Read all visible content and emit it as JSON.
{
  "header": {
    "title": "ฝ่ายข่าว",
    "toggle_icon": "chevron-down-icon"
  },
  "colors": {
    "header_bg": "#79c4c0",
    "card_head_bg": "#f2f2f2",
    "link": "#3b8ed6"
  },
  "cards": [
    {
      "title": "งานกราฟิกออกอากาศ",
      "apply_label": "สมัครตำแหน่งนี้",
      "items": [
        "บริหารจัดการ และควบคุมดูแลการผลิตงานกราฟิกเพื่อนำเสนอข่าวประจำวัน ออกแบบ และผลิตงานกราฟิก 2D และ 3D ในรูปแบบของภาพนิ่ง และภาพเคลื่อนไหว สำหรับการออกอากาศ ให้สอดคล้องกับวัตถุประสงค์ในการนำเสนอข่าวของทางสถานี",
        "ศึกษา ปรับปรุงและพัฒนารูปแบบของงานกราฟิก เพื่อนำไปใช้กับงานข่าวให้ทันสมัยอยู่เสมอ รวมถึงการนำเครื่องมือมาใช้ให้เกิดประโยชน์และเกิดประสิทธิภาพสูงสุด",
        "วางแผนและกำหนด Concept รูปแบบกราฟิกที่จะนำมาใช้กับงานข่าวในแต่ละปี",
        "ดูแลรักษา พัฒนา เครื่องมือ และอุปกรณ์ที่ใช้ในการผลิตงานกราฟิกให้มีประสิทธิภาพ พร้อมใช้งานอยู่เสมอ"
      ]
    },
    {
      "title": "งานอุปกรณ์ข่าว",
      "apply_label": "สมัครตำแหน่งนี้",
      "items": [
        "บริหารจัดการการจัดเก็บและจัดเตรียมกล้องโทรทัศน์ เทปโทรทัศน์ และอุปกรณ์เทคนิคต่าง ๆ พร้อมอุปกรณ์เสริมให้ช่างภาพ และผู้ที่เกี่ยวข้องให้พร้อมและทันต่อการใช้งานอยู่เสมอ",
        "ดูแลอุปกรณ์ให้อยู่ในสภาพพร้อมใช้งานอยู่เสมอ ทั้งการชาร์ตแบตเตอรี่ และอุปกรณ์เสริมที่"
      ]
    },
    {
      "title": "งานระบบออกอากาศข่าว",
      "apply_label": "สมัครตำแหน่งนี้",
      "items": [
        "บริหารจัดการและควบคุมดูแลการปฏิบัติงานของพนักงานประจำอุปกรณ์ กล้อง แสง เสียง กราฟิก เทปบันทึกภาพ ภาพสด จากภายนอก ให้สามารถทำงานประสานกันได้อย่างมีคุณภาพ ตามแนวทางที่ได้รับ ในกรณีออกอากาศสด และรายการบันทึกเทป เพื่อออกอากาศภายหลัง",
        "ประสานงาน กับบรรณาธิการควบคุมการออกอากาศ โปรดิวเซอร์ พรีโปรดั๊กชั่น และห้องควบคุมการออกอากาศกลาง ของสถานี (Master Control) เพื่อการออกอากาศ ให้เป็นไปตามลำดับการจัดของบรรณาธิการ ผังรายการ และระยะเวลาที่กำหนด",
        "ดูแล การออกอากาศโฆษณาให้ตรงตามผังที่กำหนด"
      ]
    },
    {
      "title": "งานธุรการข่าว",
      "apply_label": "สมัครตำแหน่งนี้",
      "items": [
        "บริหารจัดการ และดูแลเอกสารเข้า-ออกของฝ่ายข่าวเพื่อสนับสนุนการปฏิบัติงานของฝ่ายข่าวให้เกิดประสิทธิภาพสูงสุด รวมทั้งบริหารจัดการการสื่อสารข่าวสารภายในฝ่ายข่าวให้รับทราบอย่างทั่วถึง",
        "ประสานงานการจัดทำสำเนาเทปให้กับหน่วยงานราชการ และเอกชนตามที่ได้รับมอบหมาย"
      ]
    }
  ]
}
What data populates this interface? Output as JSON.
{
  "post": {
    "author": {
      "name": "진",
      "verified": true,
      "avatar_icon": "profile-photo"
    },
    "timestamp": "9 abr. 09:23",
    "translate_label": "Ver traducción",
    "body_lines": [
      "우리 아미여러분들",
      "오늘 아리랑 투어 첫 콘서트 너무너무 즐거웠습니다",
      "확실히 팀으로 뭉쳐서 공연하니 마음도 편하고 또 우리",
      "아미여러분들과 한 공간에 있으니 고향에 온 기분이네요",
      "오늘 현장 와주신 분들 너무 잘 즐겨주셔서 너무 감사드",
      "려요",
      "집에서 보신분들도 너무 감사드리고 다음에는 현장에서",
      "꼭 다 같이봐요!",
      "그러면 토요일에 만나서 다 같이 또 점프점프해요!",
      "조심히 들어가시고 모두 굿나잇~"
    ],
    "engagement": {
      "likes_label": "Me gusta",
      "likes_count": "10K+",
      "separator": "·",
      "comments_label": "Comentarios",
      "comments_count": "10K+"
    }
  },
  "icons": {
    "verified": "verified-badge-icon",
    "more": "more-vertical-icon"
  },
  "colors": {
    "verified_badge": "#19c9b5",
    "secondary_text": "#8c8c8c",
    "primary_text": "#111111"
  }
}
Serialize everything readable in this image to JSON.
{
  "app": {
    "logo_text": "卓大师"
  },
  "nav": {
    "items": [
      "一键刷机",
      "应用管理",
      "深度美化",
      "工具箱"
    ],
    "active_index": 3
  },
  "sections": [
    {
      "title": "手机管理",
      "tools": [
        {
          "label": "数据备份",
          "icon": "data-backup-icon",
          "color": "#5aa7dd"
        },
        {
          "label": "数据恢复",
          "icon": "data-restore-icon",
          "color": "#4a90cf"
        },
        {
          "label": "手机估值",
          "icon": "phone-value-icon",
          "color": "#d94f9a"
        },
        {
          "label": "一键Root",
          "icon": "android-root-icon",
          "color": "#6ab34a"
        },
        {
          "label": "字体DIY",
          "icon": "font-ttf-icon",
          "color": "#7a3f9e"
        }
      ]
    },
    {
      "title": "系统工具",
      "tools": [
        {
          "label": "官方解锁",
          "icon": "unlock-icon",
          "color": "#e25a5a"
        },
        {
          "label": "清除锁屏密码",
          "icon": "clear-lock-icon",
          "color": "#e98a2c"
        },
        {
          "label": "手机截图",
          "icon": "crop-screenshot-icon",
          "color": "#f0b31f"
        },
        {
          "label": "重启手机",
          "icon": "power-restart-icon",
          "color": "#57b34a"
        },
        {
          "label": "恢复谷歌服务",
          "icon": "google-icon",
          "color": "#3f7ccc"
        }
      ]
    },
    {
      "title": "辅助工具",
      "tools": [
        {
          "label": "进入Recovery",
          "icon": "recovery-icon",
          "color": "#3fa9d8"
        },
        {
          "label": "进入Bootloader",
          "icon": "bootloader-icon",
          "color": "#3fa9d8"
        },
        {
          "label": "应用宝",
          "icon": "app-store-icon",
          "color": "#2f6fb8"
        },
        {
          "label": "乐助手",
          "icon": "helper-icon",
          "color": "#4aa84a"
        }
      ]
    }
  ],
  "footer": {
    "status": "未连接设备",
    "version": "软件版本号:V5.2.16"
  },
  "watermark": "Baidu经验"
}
══════
• **Problem statement**
Using the material above, report each line where "าวให" occurs.

• **The response**
        "ศึกษา ปรับปรุงและพัฒนารูปแบบของงานกราฟิก เพื่อนำไปใช้กับงานข่าวให้ทันสมัยอยู่เสมอ รวมถึงการนำเครื่องมือมาใช้ให้เกิดประโยชน์และเกิดประสิทธิภาพสูงสุด",
        "บริหารจัดการ และดูแลเอกสารเข้า-ออกของฝ่ายข่าวเพื่อสนับสนุนการปฏิบัติงานของฝ่ายข่าวให้เกิดประสิทธิภาพสูงสุด รวมทั้งบริหารจัดการการสื่อสารข่าวสารภายในฝ่ายข่าวให้รับทราบอย่างทั่วถึง",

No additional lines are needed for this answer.